» Task statement:
Show each line from the listing that includes the word "Temperature".
**********
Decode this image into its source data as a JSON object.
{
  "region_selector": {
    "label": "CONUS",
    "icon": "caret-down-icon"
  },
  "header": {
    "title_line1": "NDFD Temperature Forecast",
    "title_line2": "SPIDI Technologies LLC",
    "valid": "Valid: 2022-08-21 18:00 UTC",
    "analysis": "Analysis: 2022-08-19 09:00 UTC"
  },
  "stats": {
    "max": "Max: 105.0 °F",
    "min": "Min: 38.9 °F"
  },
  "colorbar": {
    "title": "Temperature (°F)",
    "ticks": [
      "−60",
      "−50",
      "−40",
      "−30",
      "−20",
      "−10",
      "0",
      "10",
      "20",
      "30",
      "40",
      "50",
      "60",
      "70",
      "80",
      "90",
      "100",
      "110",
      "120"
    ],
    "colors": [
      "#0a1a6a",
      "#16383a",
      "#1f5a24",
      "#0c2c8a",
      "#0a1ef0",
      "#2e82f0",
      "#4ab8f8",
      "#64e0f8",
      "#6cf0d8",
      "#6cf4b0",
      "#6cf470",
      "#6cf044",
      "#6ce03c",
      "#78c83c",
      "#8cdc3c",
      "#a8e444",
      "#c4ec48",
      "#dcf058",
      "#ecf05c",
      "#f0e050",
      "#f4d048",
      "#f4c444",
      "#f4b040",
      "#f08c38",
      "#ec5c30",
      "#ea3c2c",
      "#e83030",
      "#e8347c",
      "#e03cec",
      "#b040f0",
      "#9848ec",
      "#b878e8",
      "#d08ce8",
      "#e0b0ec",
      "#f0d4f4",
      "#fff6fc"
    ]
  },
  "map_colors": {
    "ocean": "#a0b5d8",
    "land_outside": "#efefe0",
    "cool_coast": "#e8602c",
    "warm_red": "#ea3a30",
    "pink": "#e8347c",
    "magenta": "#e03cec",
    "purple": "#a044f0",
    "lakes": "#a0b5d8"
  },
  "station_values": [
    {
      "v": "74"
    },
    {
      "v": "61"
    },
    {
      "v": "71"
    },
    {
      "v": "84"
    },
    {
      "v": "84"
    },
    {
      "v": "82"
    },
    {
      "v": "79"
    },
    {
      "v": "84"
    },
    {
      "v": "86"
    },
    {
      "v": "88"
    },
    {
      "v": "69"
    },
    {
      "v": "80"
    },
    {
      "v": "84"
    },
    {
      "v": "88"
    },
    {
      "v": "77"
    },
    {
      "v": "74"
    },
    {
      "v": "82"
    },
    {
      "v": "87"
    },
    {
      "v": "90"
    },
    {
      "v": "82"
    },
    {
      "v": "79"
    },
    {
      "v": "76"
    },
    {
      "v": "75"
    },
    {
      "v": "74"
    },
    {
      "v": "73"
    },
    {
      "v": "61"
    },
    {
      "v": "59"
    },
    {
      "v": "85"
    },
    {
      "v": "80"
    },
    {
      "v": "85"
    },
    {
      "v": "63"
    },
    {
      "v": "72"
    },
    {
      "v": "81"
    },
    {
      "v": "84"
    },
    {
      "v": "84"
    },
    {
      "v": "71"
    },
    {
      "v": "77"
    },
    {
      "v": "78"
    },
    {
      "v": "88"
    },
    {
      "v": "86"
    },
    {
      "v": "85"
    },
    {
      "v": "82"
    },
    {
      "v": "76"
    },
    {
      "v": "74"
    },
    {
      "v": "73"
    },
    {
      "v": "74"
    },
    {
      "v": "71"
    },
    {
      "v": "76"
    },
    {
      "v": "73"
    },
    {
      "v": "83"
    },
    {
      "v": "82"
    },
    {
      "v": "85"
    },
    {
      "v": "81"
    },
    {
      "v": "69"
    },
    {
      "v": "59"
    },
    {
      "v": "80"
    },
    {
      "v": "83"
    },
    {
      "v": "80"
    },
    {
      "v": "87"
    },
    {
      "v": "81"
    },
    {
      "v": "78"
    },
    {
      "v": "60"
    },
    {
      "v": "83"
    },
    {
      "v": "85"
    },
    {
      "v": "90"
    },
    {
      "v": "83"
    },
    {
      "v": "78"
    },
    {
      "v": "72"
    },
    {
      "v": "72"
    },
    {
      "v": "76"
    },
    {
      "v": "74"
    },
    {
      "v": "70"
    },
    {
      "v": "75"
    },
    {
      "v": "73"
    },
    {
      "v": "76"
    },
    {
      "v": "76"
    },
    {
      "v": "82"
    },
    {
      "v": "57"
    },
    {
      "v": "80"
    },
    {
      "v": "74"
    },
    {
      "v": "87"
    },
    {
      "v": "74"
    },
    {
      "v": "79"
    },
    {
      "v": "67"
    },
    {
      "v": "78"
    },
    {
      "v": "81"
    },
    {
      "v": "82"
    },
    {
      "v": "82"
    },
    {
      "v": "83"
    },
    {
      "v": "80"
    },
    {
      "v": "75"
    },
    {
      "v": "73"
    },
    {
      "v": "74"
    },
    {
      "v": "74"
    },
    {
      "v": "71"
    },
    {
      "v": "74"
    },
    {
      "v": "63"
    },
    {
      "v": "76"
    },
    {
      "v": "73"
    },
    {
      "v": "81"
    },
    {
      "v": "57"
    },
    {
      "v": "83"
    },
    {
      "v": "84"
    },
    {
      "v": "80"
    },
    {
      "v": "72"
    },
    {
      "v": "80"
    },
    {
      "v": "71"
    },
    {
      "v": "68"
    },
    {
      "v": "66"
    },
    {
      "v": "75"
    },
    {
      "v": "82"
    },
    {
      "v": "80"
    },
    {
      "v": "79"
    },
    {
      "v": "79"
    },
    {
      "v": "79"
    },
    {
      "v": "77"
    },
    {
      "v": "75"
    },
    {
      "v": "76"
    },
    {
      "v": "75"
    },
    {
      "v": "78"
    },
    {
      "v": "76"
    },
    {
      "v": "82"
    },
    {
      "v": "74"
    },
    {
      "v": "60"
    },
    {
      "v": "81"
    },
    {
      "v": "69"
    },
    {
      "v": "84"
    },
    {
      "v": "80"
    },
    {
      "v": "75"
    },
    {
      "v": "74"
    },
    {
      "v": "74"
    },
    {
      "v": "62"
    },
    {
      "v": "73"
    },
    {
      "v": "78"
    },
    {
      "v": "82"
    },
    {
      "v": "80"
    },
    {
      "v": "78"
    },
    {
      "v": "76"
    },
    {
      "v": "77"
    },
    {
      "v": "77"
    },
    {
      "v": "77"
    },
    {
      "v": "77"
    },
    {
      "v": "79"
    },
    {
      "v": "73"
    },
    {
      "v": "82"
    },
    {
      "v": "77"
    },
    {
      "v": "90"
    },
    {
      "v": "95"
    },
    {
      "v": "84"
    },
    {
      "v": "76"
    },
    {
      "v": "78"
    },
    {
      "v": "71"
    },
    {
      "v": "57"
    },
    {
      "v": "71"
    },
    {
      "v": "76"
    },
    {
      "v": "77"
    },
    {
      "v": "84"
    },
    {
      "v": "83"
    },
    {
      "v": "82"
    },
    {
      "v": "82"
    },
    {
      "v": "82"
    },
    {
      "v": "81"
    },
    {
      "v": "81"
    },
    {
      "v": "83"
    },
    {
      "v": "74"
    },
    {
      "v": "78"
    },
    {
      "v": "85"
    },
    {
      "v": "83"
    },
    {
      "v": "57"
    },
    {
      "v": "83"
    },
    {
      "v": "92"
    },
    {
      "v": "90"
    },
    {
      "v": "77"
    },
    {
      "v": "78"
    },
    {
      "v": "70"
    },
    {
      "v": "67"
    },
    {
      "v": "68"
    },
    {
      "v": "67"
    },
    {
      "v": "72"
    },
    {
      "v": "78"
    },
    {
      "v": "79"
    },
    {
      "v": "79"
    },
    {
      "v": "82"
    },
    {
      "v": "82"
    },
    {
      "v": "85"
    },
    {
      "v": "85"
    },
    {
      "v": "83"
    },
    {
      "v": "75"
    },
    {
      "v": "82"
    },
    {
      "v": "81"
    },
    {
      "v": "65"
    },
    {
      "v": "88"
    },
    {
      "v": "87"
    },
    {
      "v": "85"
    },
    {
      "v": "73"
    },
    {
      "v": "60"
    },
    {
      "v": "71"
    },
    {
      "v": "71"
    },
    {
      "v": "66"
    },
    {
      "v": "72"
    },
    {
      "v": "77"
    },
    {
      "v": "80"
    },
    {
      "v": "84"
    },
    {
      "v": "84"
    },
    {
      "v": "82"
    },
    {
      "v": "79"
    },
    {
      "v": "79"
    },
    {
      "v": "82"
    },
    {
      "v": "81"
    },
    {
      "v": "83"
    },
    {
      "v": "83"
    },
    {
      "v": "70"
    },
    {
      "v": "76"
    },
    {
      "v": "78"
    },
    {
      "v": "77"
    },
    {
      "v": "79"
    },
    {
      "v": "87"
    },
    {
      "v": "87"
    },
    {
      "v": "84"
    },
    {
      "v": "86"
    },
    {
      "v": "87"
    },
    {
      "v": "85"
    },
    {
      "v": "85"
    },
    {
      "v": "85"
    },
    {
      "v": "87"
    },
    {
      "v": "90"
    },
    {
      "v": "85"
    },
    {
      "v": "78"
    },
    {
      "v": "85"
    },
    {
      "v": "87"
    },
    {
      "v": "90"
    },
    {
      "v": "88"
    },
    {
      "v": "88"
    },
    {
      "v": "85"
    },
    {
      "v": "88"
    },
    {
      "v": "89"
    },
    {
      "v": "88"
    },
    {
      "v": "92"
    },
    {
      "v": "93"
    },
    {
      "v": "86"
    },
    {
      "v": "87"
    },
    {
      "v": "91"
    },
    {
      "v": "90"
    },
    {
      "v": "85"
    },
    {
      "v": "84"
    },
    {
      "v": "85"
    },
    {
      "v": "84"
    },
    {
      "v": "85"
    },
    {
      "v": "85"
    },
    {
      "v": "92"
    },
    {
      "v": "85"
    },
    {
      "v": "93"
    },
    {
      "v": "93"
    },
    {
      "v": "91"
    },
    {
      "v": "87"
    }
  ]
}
**********
» Full answer:
    "title_line1": "NDFD Temperature Forecast",
    "title": "Temperature (°F)",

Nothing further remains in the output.